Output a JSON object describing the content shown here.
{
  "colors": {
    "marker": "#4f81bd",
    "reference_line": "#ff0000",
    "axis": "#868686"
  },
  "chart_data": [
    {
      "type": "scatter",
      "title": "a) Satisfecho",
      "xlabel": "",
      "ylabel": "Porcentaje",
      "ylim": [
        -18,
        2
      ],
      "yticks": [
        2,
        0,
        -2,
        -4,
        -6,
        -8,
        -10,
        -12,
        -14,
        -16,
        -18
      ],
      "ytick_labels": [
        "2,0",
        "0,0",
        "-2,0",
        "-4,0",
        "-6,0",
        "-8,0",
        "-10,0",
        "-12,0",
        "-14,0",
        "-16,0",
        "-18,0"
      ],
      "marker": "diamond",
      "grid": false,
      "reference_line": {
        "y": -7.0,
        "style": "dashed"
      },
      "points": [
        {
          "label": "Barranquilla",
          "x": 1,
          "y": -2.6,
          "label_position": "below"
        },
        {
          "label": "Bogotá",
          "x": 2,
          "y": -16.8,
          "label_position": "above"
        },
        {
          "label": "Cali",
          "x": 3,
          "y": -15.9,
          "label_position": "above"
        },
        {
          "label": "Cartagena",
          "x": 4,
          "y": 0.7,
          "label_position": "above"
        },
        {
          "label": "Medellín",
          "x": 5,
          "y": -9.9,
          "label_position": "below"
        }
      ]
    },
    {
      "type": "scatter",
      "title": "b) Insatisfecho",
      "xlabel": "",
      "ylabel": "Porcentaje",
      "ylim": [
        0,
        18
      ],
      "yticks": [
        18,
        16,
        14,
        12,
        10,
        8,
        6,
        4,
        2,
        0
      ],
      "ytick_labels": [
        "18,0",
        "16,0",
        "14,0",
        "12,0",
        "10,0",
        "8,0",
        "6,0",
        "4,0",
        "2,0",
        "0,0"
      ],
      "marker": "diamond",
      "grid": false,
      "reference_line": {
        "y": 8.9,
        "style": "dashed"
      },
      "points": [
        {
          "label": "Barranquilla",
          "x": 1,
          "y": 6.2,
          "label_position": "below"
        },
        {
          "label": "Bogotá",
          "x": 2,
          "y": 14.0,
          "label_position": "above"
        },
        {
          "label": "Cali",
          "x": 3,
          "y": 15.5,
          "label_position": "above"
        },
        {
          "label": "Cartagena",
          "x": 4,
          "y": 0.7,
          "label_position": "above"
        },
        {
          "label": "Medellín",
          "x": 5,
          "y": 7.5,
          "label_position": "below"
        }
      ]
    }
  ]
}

-*-*-

_PROBLEM TO WORK ON:_
Extract the complete listing verbatim.

_TASK OUTPUT:_
Output a JSON object describing the content shown here.
{
  "colors": {
    "marker": "#4f81bd",
    "reference_line": "#ff0000",
    "axis": "#868686"
  },
  "chart_data": [
    {
      "type": "scatter",
      "title": "a) Satisfecho",
      "xlabel": "",
      "ylabel": "Porcentaje",
      "ylim": [
        -18,
        2
      ],
      "yticks": [
        2,
        0,
        -2,
        -4,
        -6,
        -8,
        -10,
        -12,
        -14,
        -16,
        -18
      ],
      "ytick_labels": [
        "2,0",
        "0,0",
        "-2,0",
        "-4,0",
        "-6,0",
        "-8,0",
        "-10,0",
        "-12,0",
        "-14,0",
        "-16,0",
        "-18,0"
      ],
      "marker": "diamond",
      "grid": false,
      "reference_line": {
        "y": -7.0,
        "style": "dashed"
      },
      "points": [
        {
          "label": "Barranquilla",
          "x": 1,
          "y": -2.6,
          "label_position": "below"
        },
        {
          "label": "Bogotá",
          "x": 2,
          "y": -16.8,
          "label_position": "above"
        },
        {
          "label": "Cali",
          "x": 3,
          "y": -15.9,
          "label_position": "above"
        },
        {
          "label": "Cartagena",
          "x": 4,
          "y": 0.7,
          "label_position": "above"
        },
        {
          "label": "Medellín",
          "x": 5,
          "y": -9.9,
          "label_position": "below"
        }
      ]
    },
    {
      "type": "scatter",
      "title": "b) Insatisfecho",
      "xlabel": "",
      "ylabel": "Porcentaje",
      "ylim": [
        0,
        18
      ],
      "yticks": [
        18,
        16,
        14,
        12,
        10,
        8,
        6,
        4,
        2,
        0
      ],
      "ytick_labels": [
        "18,0",
        "16,0",
        "14,0",
        "12,0",
        "10,0",
        "8,0",
        "6,0",
        "4,0",
        "2,0",
        "0,0"
      ],
      "marker": "diamond",
      "grid": false,
      "reference_line": {
        "y": 8.9,
        "style": "dashed"
      },
      "points": [
        {
          "label": "Barranquilla",
          "x": 1,
          "y": 6.2,
          "label_position": "below"
        },
        {
          "label": "Bogotá",
          "x": 2,
          "y": 14.0,
          "label_position": "above"
        },
        {
          "label": "Cali",
          "x": 3,
          "y": 15.5,
          "label_position": "above"
        },
        {
          "label": "Cartagena",
          "x": 4,
          "y": 0.7,
          "label_position": "above"
        },
        {
          "label": "Medellín",
          "x": 5,
          "y": 7.5,
          "label_position": "below"
        }
      ]
    }
  ]
}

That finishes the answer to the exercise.